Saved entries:
::::

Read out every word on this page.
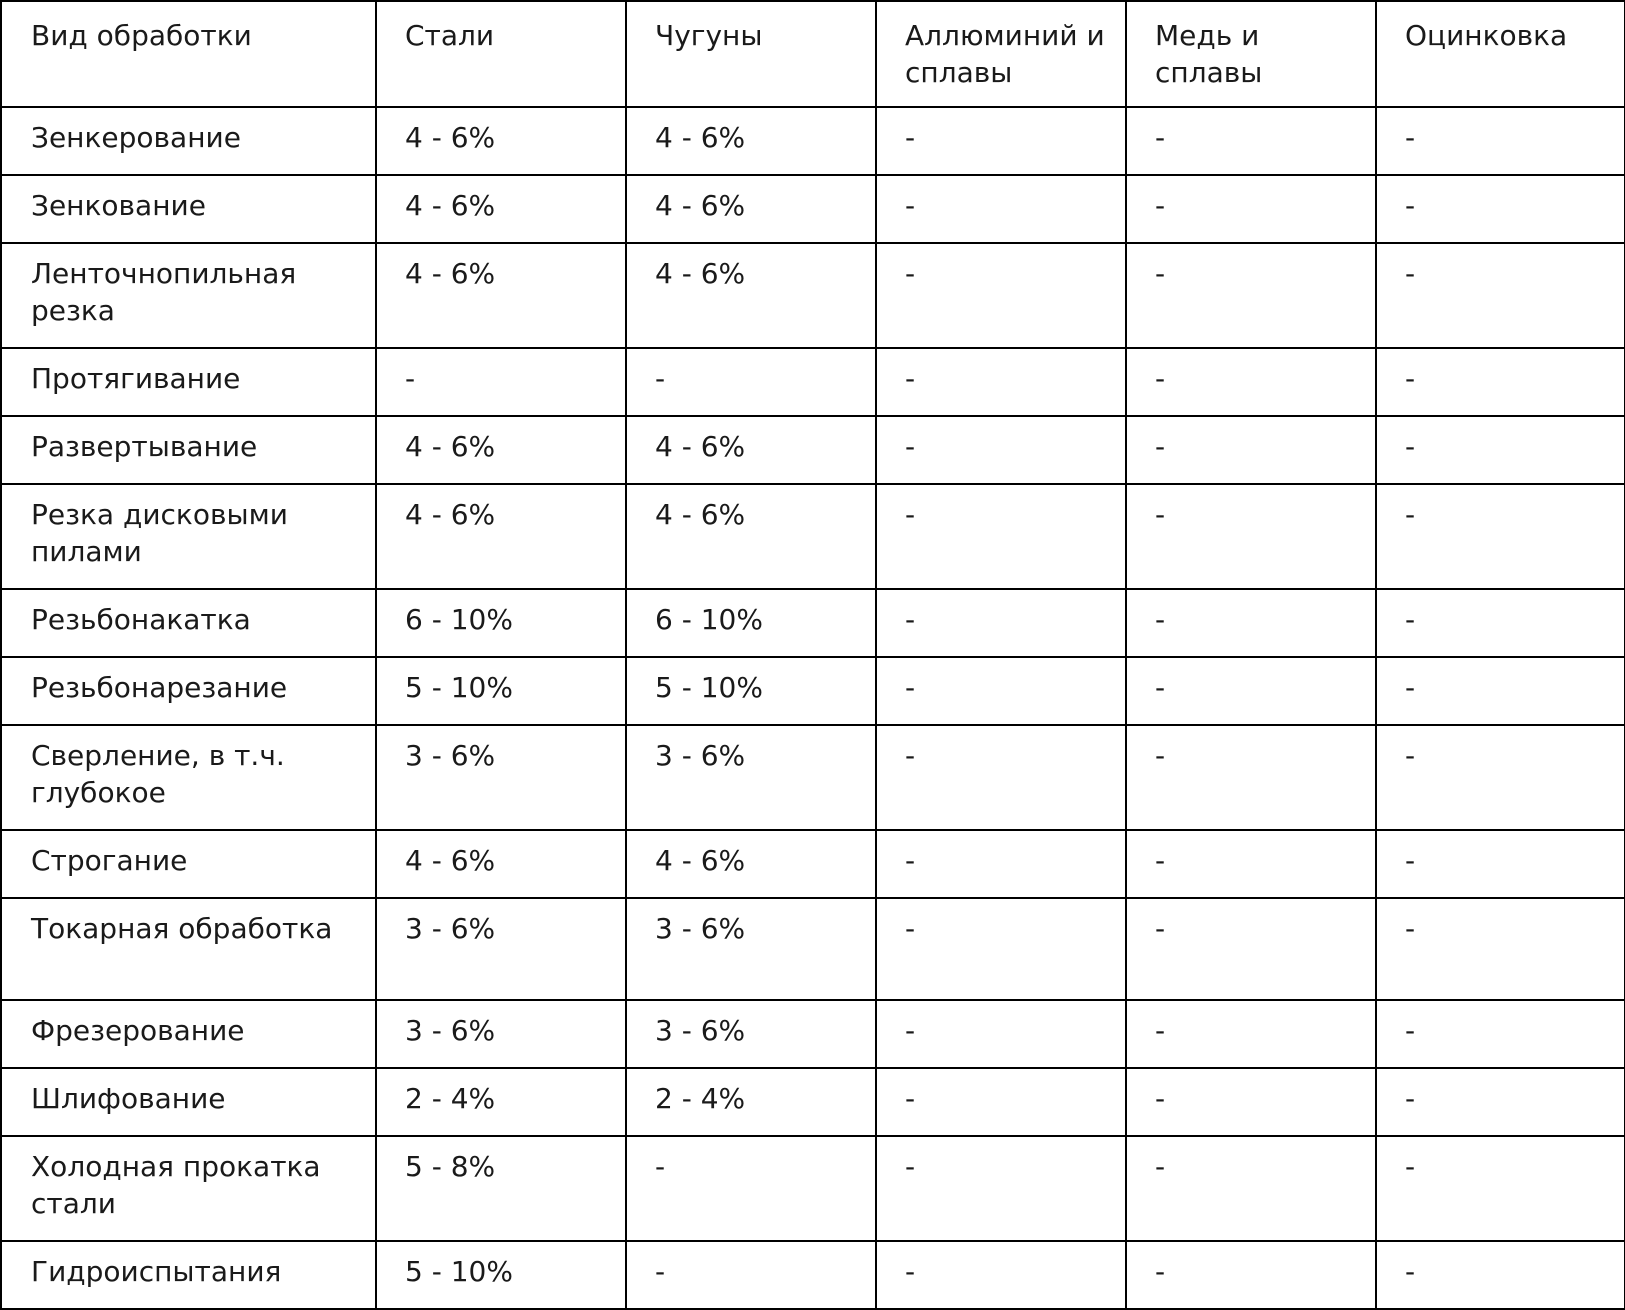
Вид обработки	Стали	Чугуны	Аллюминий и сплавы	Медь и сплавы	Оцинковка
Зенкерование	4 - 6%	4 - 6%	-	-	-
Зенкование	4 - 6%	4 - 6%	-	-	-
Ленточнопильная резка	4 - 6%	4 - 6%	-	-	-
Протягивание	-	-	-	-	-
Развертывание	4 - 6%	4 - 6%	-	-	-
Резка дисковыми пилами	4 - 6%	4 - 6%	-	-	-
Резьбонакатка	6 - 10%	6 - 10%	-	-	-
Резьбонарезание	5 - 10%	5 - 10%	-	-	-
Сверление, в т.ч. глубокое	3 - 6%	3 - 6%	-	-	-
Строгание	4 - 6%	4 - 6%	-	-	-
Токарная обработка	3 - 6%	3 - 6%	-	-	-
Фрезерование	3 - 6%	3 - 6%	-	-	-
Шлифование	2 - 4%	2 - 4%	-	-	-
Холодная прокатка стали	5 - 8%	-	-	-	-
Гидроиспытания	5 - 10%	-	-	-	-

::::

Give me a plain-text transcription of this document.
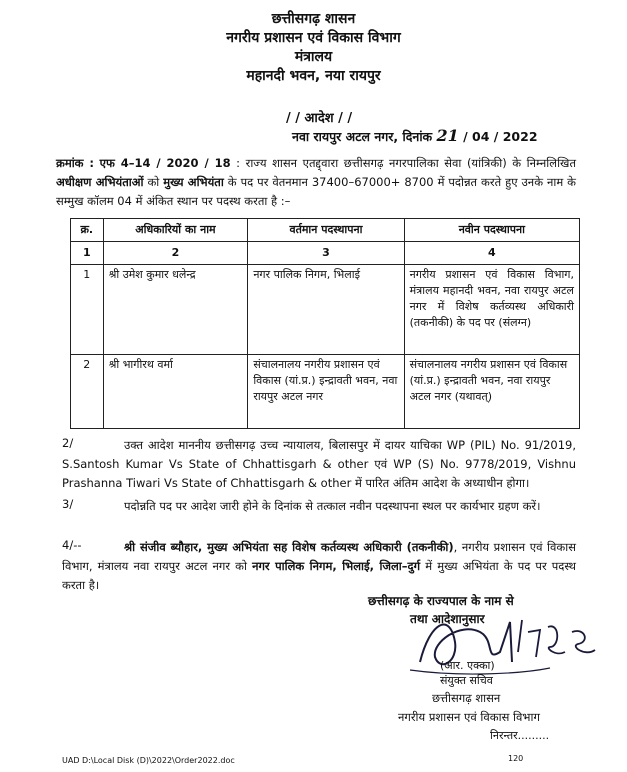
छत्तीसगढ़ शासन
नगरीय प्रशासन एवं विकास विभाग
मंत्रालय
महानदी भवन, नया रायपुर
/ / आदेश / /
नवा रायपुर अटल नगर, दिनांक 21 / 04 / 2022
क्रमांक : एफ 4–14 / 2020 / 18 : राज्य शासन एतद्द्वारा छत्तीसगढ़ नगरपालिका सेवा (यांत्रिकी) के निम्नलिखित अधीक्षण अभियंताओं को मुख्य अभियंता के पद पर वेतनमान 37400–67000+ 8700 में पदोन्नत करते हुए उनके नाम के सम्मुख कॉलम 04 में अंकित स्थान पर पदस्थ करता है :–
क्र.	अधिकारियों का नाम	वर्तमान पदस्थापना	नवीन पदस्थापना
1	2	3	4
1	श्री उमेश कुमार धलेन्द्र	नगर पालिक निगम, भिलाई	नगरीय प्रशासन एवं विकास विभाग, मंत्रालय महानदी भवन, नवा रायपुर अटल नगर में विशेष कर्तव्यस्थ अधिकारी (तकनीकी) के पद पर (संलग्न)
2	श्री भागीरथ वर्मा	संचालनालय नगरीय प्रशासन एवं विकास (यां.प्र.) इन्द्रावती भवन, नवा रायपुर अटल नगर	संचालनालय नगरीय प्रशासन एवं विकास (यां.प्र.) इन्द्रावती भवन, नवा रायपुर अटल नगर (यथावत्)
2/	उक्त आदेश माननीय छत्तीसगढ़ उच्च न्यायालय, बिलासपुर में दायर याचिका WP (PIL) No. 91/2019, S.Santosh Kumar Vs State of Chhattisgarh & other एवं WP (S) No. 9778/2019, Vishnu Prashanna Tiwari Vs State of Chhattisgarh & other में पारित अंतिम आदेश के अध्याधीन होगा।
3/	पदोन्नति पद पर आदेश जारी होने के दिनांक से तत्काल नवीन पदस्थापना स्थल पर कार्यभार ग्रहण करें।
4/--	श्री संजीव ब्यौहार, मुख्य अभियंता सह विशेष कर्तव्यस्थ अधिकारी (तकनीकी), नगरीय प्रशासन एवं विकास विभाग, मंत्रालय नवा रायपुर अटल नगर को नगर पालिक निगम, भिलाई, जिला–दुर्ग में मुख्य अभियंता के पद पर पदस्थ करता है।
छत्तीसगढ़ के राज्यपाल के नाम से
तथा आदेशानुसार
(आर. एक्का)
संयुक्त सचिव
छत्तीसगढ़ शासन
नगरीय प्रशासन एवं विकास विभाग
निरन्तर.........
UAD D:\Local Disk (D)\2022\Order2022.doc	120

::::

Work to complete –
Pick out the lines containing the word "this" and show them.

Final result –
Read out every word on this page.
Give me a plain-text transcription of this document.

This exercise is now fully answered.